> [Task brief]:
Transcribe the records below exactly.

★ ★ ★ ★ ★ ★ ★

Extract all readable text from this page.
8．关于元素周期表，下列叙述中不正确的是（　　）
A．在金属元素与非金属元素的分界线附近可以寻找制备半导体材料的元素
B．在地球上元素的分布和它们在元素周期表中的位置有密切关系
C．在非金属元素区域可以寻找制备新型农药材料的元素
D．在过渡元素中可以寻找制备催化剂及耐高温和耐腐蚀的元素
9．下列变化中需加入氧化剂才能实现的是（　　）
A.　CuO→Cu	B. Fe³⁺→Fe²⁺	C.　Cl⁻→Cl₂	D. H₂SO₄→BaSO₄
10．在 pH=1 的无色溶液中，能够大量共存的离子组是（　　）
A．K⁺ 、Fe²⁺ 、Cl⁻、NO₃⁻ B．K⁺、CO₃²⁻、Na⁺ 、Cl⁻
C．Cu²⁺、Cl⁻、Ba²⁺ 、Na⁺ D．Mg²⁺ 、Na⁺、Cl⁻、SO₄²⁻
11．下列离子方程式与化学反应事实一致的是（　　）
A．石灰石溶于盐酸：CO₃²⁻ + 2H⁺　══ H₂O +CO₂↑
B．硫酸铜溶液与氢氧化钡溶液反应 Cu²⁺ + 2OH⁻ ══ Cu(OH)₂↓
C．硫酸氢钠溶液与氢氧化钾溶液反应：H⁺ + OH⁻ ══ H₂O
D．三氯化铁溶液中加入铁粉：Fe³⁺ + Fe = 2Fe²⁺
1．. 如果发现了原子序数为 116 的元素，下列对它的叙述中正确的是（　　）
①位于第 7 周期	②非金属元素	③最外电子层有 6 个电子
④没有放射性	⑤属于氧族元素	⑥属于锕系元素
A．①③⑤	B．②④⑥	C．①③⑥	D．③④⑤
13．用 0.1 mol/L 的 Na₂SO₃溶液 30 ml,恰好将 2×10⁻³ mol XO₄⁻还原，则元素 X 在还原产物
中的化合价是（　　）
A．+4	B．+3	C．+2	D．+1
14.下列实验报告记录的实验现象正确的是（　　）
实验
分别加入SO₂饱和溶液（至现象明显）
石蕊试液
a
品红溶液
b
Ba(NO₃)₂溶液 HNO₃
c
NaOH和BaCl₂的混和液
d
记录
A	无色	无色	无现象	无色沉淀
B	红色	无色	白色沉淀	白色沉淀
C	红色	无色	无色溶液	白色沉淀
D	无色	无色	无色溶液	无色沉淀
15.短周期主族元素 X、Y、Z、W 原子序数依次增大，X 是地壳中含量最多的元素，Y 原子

★ ★ ★ ★ ★ ★ ★

> [Complete output]:
Extract all readable text from this page.
8．关于元素周期表，下列叙述中不正确的是（　　）
A．在金属元素与非金属元素的分界线附近可以寻找制备半导体材料的元素
B．在地球上元素的分布和它们在元素周期表中的位置有密切关系
C．在非金属元素区域可以寻找制备新型农药材料的元素
D．在过渡元素中可以寻找制备催化剂及耐高温和耐腐蚀的元素
9．下列变化中需加入氧化剂才能实现的是（　　）
A.　CuO→Cu	B. Fe³⁺→Fe²⁺	C.　Cl⁻→Cl₂	D. H₂SO₄→BaSO₄
10．在 pH=1 的无色溶液中，能够大量共存的离子组是（　　）
A．K⁺ 、Fe²⁺ 、Cl⁻、NO₃⁻ B．K⁺、CO₃²⁻、Na⁺ 、Cl⁻
C．Cu²⁺、Cl⁻、Ba²⁺ 、Na⁺ D．Mg²⁺ 、Na⁺、Cl⁻、SO₄²⁻
11．下列离子方程式与化学反应事实一致的是（　　）
A．石灰石溶于盐酸：CO₃²⁻ + 2H⁺　══ H₂O +CO₂↑
B．硫酸铜溶液与氢氧化钡溶液反应 Cu²⁺ + 2OH⁻ ══ Cu(OH)₂↓
C．硫酸氢钠溶液与氢氧化钾溶液反应：H⁺ + OH⁻ ══ H₂O
D．三氯化铁溶液中加入铁粉：Fe³⁺ + Fe = 2Fe²⁺
1．. 如果发现了原子序数为 116 的元素，下列对它的叙述中正确的是（　　）
①位于第 7 周期	②非金属元素	③最外电子层有 6 个电子
④没有放射性	⑤属于氧族元素	⑥属于锕系元素
A．①③⑤	B．②④⑥	C．①③⑥	D．③④⑤
13．用 0.1 mol/L 的 Na₂SO₃溶液 30 ml,恰好将 2×10⁻³ mol XO₄⁻还原，则元素 X 在还原产物
中的化合价是（　　）
A．+4	B．+3	C．+2	D．+1
14.下列实验报告记录的实验现象正确的是（　　）
实验
分别加入SO₂饱和溶液（至现象明显）
石蕊试液
a
品红溶液
b
Ba(NO₃)₂溶液 HNO₃
c
NaOH和BaCl₂的混和液
d
记录
A	无色	无色	无现象	无色沉淀
B	红色	无色	白色沉淀	白色沉淀
C	红色	无色	无色溶液	白色沉淀
D	无色	无色	无色溶液	无色沉淀
15.短周期主族元素 X、Y、Z、W 原子序数依次增大，X 是地壳中含量最多的元素，Y 原子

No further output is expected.